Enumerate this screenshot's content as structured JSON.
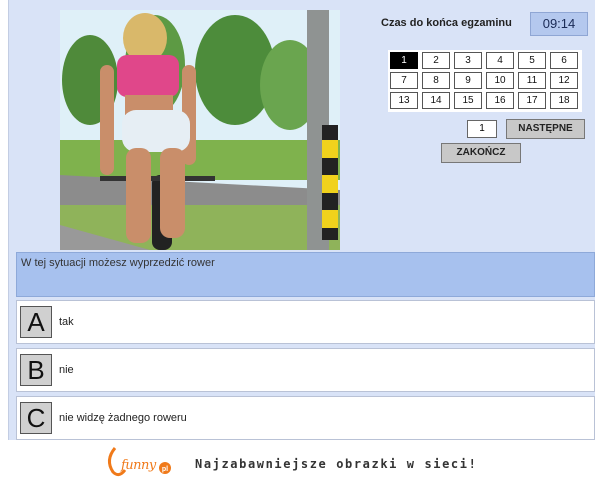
{
  "timer": {
    "label": "Czas do końca egzaminu",
    "value": "09:14"
  },
  "question_nav": {
    "numbers": [
      "1",
      "2",
      "3",
      "4",
      "5",
      "6",
      "7",
      "8",
      "9",
      "10",
      "11",
      "12",
      "13",
      "14",
      "15",
      "16",
      "17",
      "18"
    ],
    "active": "1",
    "goto_value": "1",
    "next_label": "NASTĘPNE",
    "finish_label": "ZAKOŃCZ"
  },
  "question": {
    "text": "W tej sytuacji możesz wyprzedzić rower"
  },
  "answers": [
    {
      "letter": "A",
      "text": "tak"
    },
    {
      "letter": "B",
      "text": "nie"
    },
    {
      "letter": "C",
      "text": "nie widzę żadnego roweru"
    }
  ],
  "footer": {
    "logo_text": "funny",
    "logo_badge": "pl",
    "slogan": "Najzabawniejsze obrazki w sieci!"
  },
  "colors": {
    "panel": "#d9e3f7",
    "question_bg": "#a7c1ee",
    "timer_bg": "#b4c8ee",
    "logo_orange": "#f07a1a"
  }
}
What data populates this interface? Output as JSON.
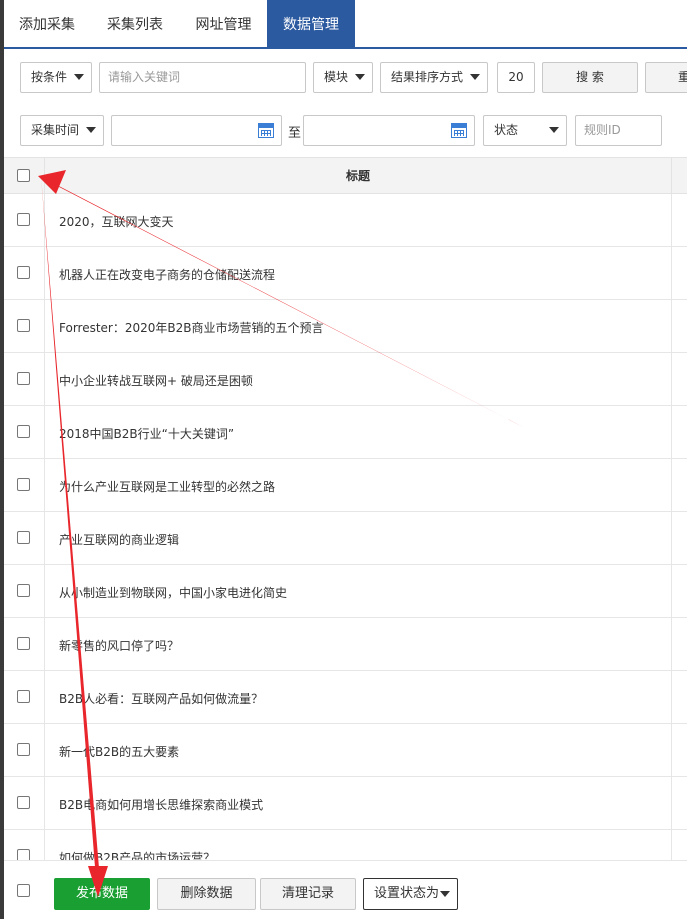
{
  "tabs": [
    {
      "label": "添加采集"
    },
    {
      "label": "采集列表"
    },
    {
      "label": "网址管理"
    },
    {
      "label": "数据管理",
      "active": true
    }
  ],
  "filters": {
    "condition_select": "按条件",
    "keyword_placeholder": "请输入关键词",
    "module_select": "模块",
    "sort_select": "结果排序方式",
    "page_size": "20",
    "search_button": "搜 索",
    "reset_button_partial": "重",
    "time_select": "采集时间",
    "date_start": "",
    "date_to_label": "至",
    "date_end": "",
    "status_select": "状态",
    "rule_id_placeholder": "规则ID"
  },
  "table": {
    "header_title": "标题",
    "rows": [
      "2020，互联网大变天",
      "机器人正在改变电子商务的仓储配送流程",
      "Forrester：2020年B2B商业市场营销的五个预言",
      "中小企业转战互联网+ 破局还是困顿",
      "2018中国B2B行业“十大关键词”",
      "为什么产业互联网是工业转型的必然之路",
      "产业互联网的商业逻辑",
      "从小制造业到物联网，中国小家电进化简史",
      "新零售的风口停了吗？",
      "B2B人必看：互联网产品如何做流量？",
      "新一代B2B的五大要素",
      "B2B电商如何用增长思维探索商业模式",
      "如何做B2B产品的市场运营？"
    ]
  },
  "footer": {
    "publish_button": "发布数据",
    "delete_button": "删除数据",
    "clear_button": "清理记录",
    "set_status_select": "设置状态为"
  },
  "colors": {
    "accent": "#2c5aa0",
    "publish_green": "#1aa032",
    "annotation_red": "#e8262b"
  }
}
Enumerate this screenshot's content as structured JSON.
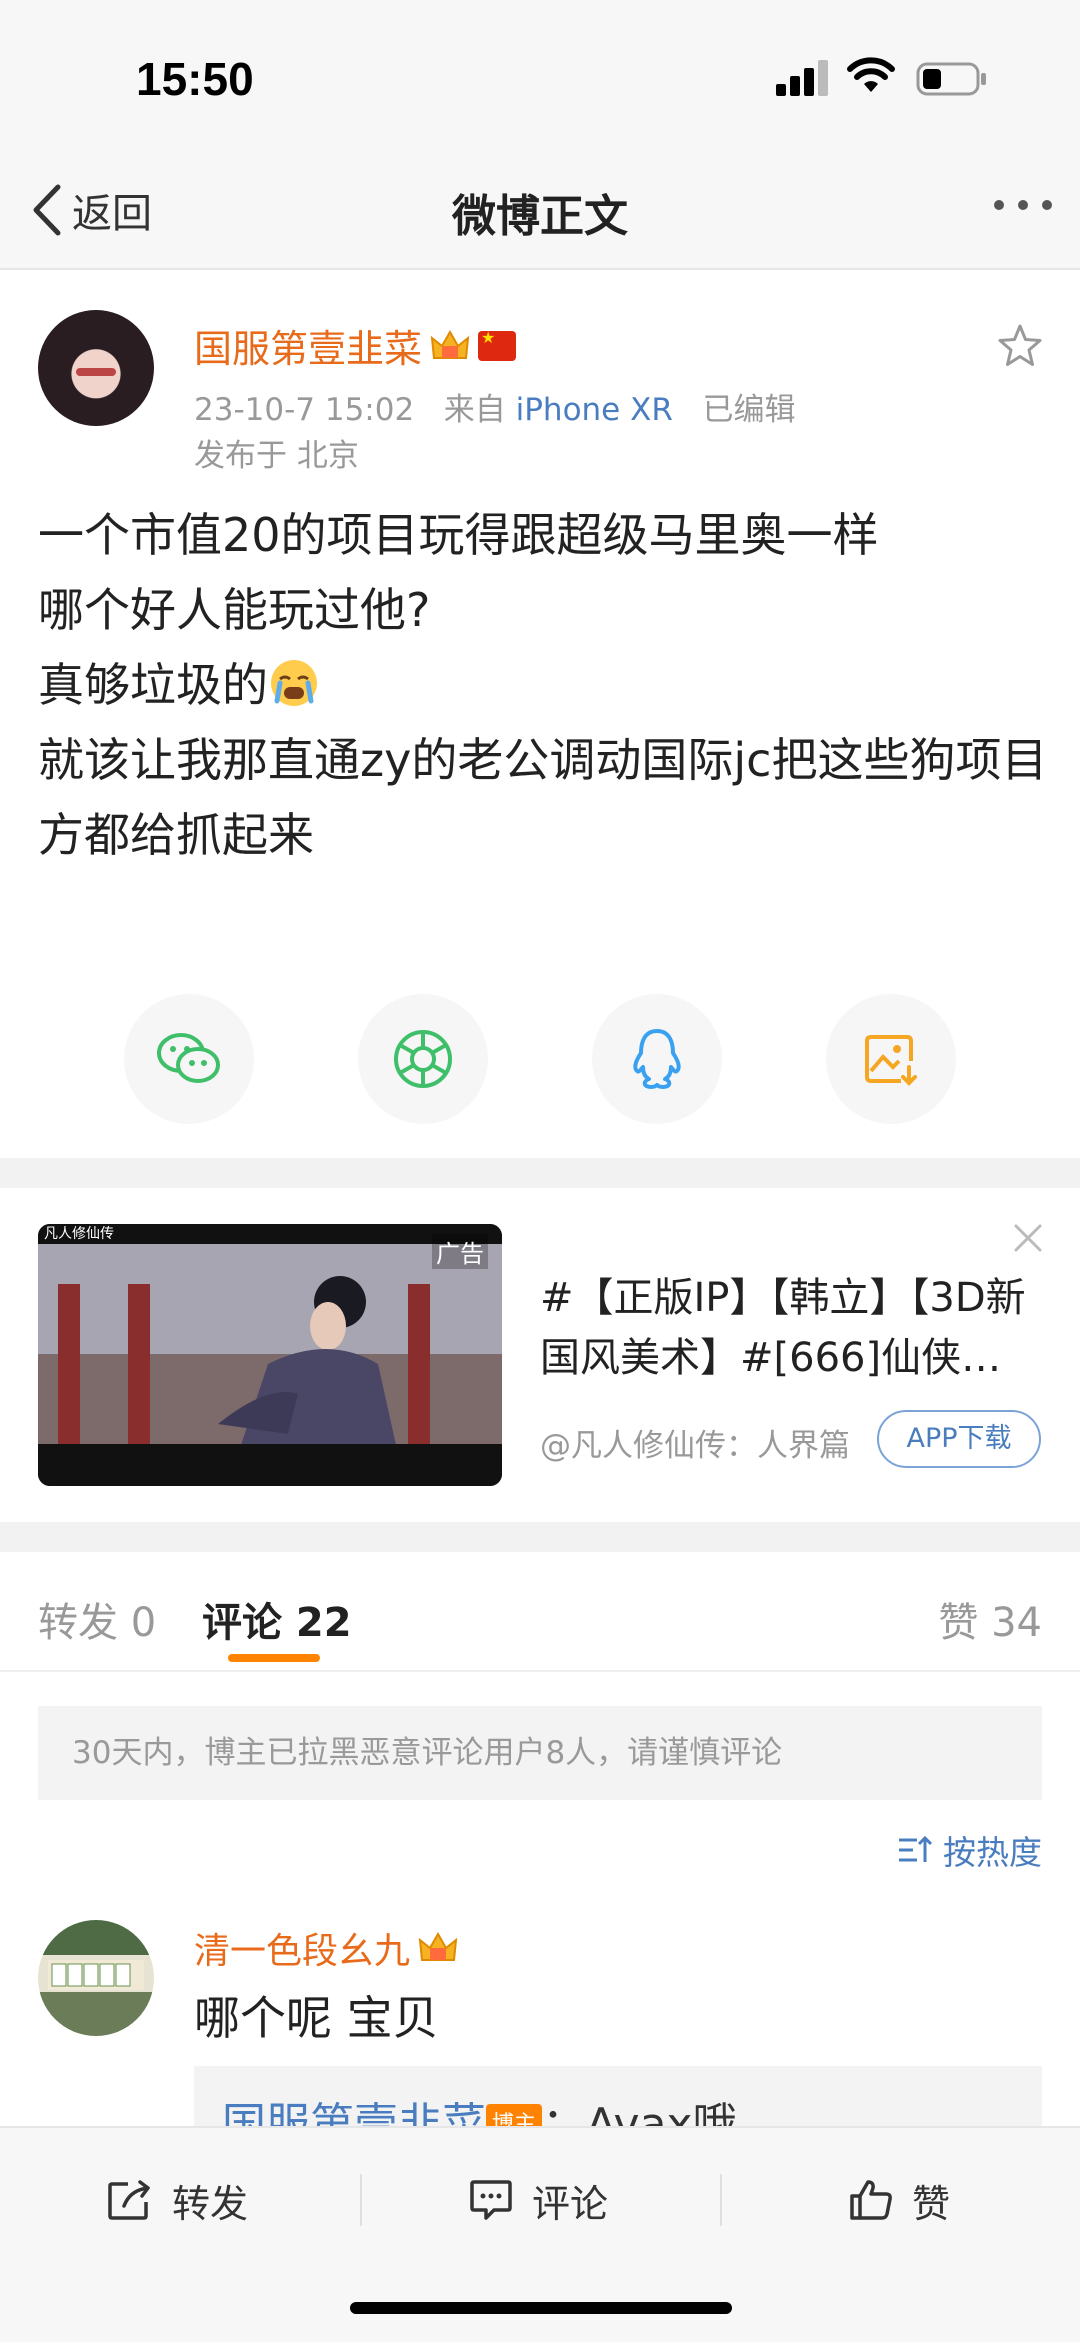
{
  "status_bar": {
    "time": "15:50"
  },
  "nav": {
    "back_label": "返回",
    "title": "微博正文"
  },
  "post": {
    "author": "国服第壹韭菜",
    "date": "23-10-7 15:02",
    "source_prefix": "来自",
    "source": "iPhone XR",
    "edited": "已编辑",
    "location": "发布于 北京",
    "lines": [
      "一个市值20的项目玩得跟超级马里奥一样",
      "哪个好人能玩过他?",
      "真够垃圾的",
      "就该让我那直通zy的老公调动国际jc把这些狗项目方都给抓起来"
    ]
  },
  "share": [
    {
      "icon": "wechat-icon",
      "color": "#3fbf6a"
    },
    {
      "icon": "moments-icon",
      "color": "#3fbf6a"
    },
    {
      "icon": "qq-icon",
      "color": "#3aa1f0"
    },
    {
      "icon": "save-image-icon",
      "color": "#f5a623"
    }
  ],
  "ad": {
    "image_text": "凡人修仙传",
    "tag": "广告",
    "title": "#【正版IP】【韩立】【3D新国风美术】#[666]仙侠…",
    "source": "@凡人修仙传：人界篇",
    "download_label": "APP下载"
  },
  "tabs": {
    "repost": "转发 0",
    "comment": "评论 22",
    "like": "赞 34"
  },
  "notice": "30天内，博主已拉黑恶意评论用户8人，请谨慎评论",
  "sort_label": "按热度",
  "comment": {
    "author": "清一色段幺九",
    "text": "哪个呢 宝贝",
    "reply_author": "国服第壹韭菜",
    "reply_badge": "博主",
    "reply_text": "：Avax哦"
  },
  "bottom_bar": {
    "repost": "转发",
    "comment": "评论",
    "like": "赞"
  },
  "colors": {
    "accent_orange": "#ff8200",
    "name_orange": "#e86b1c",
    "link_blue": "#4a7dbf"
  }
}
________________
Except for the pictures, copy the material above exactly.

Enumerate this screenshot's content as structured JSON.
{
  "timer": {
    "label": "Czas do końca egzaminu",
    "value": "09:14"
  },
  "question_nav": {
    "numbers": [
      "1",
      "2",
      "3",
      "4",
      "5",
      "6",
      "7",
      "8",
      "9",
      "10",
      "11",
      "12",
      "13",
      "14",
      "15",
      "16",
      "17",
      "18"
    ],
    "active": "1",
    "goto_value": "1",
    "next_label": "NASTĘPNE",
    "finish_label": "ZAKOŃCZ"
  },
  "question": {
    "text": "W tej sytuacji możesz wyprzedzić rower"
  },
  "answers": [
    {
      "letter": "A",
      "text": "tak"
    },
    {
      "letter": "B",
      "text": "nie"
    },
    {
      "letter": "C",
      "text": "nie widzę żadnego roweru"
    }
  ],
  "footer": {
    "logo_text": "funny",
    "logo_badge": "pl",
    "slogan": "Najzabawniejsze obrazki w sieci!"
  },
  "colors": {
    "panel": "#d9e3f7",
    "question_bg": "#a7c1ee",
    "timer_bg": "#b4c8ee",
    "logo_orange": "#f07a1a"
  }
}
What data populates this interface? Output as JSON.
{
  "tabs": [
    {
      "label": "添加采集"
    },
    {
      "label": "采集列表"
    },
    {
      "label": "网址管理"
    },
    {
      "label": "数据管理",
      "active": true
    }
  ],
  "filters": {
    "condition_select": "按条件",
    "keyword_placeholder": "请输入关键词",
    "module_select": "模块",
    "sort_select": "结果排序方式",
    "page_size": "20",
    "search_button": "搜 索",
    "reset_button_partial": "重",
    "time_select": "采集时间",
    "date_start": "",
    "date_to_label": "至",
    "date_end": "",
    "status_select": "状态",
    "rule_id_placeholder": "规则ID"
  },
  "table": {
    "header_title": "标题",
    "rows": [
      "2020，互联网大变天",
      "机器人正在改变电子商务的仓储配送流程",
      "Forrester：2020年B2B商业市场营销的五个预言",
      "中小企业转战互联网+ 破局还是困顿",
      "2018中国B2B行业“十大关键词”",
      "为什么产业互联网是工业转型的必然之路",
      "产业互联网的商业逻辑",
      "从小制造业到物联网，中国小家电进化简史",
      "新零售的风口停了吗？",
      "B2B人必看：互联网产品如何做流量？",
      "新一代B2B的五大要素",
      "B2B电商如何用增长思维探索商业模式",
      "如何做B2B产品的市场运营？"
    ]
  },
  "footer": {
    "publish_button": "发布数据",
    "delete_button": "删除数据",
    "clear_button": "清理记录",
    "set_status_select": "设置状态为"
  },
  "colors": {
    "accent": "#2c5aa0",
    "publish_green": "#1aa032",
    "annotation_red": "#e8262b"
  }
}
Enumerate this screenshot's content as structured JSON.
{
  "status_bar": {
    "time": "15:50"
  },
  "nav": {
    "back_label": "返回",
    "title": "微博正文"
  },
  "post": {
    "author": "国服第壹韭菜",
    "date": "23-10-7 15:02",
    "source_prefix": "来自",
    "source": "iPhone XR",
    "edited": "已编辑",
    "location": "发布于 北京",
    "lines": [
      "一个市值20的项目玩得跟超级马里奥一样",
      "哪个好人能玩过他?",
      "真够垃圾的",
      "就该让我那直通zy的老公调动国际jc把这些狗项目方都给抓起来"
    ]
  },
  "share": [
    {
      "icon": "wechat-icon",
      "color": "#3fbf6a"
    },
    {
      "icon": "moments-icon",
      "color": "#3fbf6a"
    },
    {
      "icon": "qq-icon",
      "color": "#3aa1f0"
    },
    {
      "icon": "save-image-icon",
      "color": "#f5a623"
    }
  ],
  "ad": {
    "image_text": "凡人修仙传",
    "tag": "广告",
    "title": "#【正版IP】【韩立】【3D新国风美术】#[666]仙侠…",
    "source": "@凡人修仙传：人界篇",
    "download_label": "APP下载"
  },
  "tabs": {
    "repost": "转发 0",
    "comment": "评论 22",
    "like": "赞 34"
  },
  "notice": "30天内，博主已拉黑恶意评论用户8人，请谨慎评论",
  "sort_label": "按热度",
  "comment": {
    "author": "清一色段幺九",
    "text": "哪个呢 宝贝",
    "reply_author": "国服第壹韭菜",
    "reply_badge": "博主",
    "reply_text": "：Avax哦"
  },
  "bottom_bar": {
    "repost": "转发",
    "comment": "评论",
    "like": "赞"
  },
  "colors": {
    "accent_orange": "#ff8200",
    "name_orange": "#e86b1c",
    "link_blue": "#4a7dbf"
  }
}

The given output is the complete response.